--- What the exercise asks ---
Could you transcribe the material below exactly, without leaving out a single line?

--- Recorded data ---

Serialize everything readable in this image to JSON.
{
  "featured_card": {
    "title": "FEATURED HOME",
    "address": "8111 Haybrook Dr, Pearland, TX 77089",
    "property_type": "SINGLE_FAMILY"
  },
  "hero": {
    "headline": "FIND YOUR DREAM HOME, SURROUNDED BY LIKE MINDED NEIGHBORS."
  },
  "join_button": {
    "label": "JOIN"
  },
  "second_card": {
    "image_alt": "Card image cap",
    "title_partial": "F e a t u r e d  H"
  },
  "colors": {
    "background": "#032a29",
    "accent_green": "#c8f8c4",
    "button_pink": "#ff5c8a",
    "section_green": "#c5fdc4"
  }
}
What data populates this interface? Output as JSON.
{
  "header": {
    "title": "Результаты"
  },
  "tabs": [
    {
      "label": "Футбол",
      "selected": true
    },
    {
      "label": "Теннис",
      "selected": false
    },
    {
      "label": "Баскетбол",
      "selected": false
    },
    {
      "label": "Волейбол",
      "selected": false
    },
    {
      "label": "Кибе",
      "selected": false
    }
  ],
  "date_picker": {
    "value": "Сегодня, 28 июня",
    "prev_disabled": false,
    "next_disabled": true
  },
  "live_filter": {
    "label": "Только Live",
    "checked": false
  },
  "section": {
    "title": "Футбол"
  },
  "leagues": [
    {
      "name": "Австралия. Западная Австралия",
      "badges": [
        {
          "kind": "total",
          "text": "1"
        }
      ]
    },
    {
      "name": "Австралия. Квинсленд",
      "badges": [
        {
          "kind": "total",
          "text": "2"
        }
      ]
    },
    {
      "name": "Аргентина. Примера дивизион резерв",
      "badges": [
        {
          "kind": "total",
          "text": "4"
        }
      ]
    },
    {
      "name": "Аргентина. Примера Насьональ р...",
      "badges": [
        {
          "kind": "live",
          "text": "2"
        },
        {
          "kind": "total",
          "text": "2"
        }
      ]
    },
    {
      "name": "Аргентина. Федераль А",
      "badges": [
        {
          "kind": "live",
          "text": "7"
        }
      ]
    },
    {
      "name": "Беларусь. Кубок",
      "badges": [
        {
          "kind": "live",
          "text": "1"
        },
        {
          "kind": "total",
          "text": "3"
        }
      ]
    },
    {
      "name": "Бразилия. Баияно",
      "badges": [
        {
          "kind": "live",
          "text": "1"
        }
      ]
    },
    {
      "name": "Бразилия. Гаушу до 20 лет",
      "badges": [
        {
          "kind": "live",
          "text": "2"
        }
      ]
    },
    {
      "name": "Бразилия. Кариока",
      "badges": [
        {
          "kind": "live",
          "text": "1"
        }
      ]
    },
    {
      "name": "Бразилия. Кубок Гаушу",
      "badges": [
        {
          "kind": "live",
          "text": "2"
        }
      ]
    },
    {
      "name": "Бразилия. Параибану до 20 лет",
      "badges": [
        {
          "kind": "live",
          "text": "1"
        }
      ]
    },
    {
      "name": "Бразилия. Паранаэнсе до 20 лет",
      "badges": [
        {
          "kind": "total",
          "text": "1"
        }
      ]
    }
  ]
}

--- Result of the task ---
Serialize everything readable in this image to JSON.
{
  "featured_card": {
    "title": "FEATURED HOME",
    "address": "8111 Haybrook Dr, Pearland, TX 77089",
    "property_type": "SINGLE_FAMILY"
  },
  "hero": {
    "headline": "FIND YOUR DREAM HOME, SURROUNDED BY LIKE MINDED NEIGHBORS."
  },
  "join_button": {
    "label": "JOIN"
  },
  "second_card": {
    "image_alt": "Card image cap",
    "title_partial": "F e a t u r e d  H"
  },
  "colors": {
    "background": "#032a29",
    "accent_green": "#c8f8c4",
    "button_pink": "#ff5c8a",
    "section_green": "#c5fdc4"
  }
}
What data populates this interface? Output as JSON.
{
  "header": {
    "title": "Результаты"
  },
  "tabs": [
    {
      "label": "Футбол",
      "selected": true
    },
    {
      "label": "Теннис",
      "selected": false
    },
    {
      "label": "Баскетбол",
      "selected": false
    },
    {
      "label": "Волейбол",
      "selected": false
    },
    {
      "label": "Кибе",
      "selected": false
    }
  ],
  "date_picker": {
    "value": "Сегодня, 28 июня",
    "prev_disabled": false,
    "next_disabled": true
  },
  "live_filter": {
    "label": "Только Live",
    "checked": false
  },
  "section": {
    "title": "Футбол"
  },
  "leagues": [
    {
      "name": "Австралия. Западная Австралия",
      "badges": [
        {
          "kind": "total",
          "text": "1"
        }
      ]
    },
    {
      "name": "Австралия. Квинсленд",
      "badges": [
        {
          "kind": "total",
          "text": "2"
        }
      ]
    },
    {
      "name": "Аргентина. Примера дивизион резерв",
      "badges": [
        {
          "kind": "total",
          "text": "4"
        }
      ]
    },
    {
      "name": "Аргентина. Примера Насьональ р...",
      "badges": [
        {
          "kind": "live",
          "text": "2"
        },
        {
          "kind": "total",
          "text": "2"
        }
      ]
    },
    {
      "name": "Аргентина. Федераль А",
      "badges": [
        {
          "kind": "live",
          "text": "7"
        }
      ]
    },
    {
      "name": "Беларусь. Кубок",
      "badges": [
        {
          "kind": "live",
          "text": "1"
        },
        {
          "kind": "total",
          "text": "3"
        }
      ]
    },
    {
      "name": "Бразилия. Баияно",
      "badges": [
        {
          "kind": "live",
          "text": "1"
        }
      ]
    },
    {
      "name": "Бразилия. Гаушу до 20 лет",
      "badges": [
        {
          "kind": "live",
          "text": "2"
        }
      ]
    },
    {
      "name": "Бразилия. Кариока",
      "badges": [
        {
          "kind": "live",
          "text": "1"
        }
      ]
    },
    {
      "name": "Бразилия. Кубок Гаушу",
      "badges": [
        {
          "kind": "live",
          "text": "2"
        }
      ]
    },
    {
      "name": "Бразилия. Параибану до 20 лет",
      "badges": [
        {
          "kind": "live",
          "text": "1"
        }
      ]
    },
    {
      "name": "Бразилия. Паранаэнсе до 20 лет",
      "badges": [
        {
          "kind": "total",
          "text": "1"
        }
      ]
    }
  ]
}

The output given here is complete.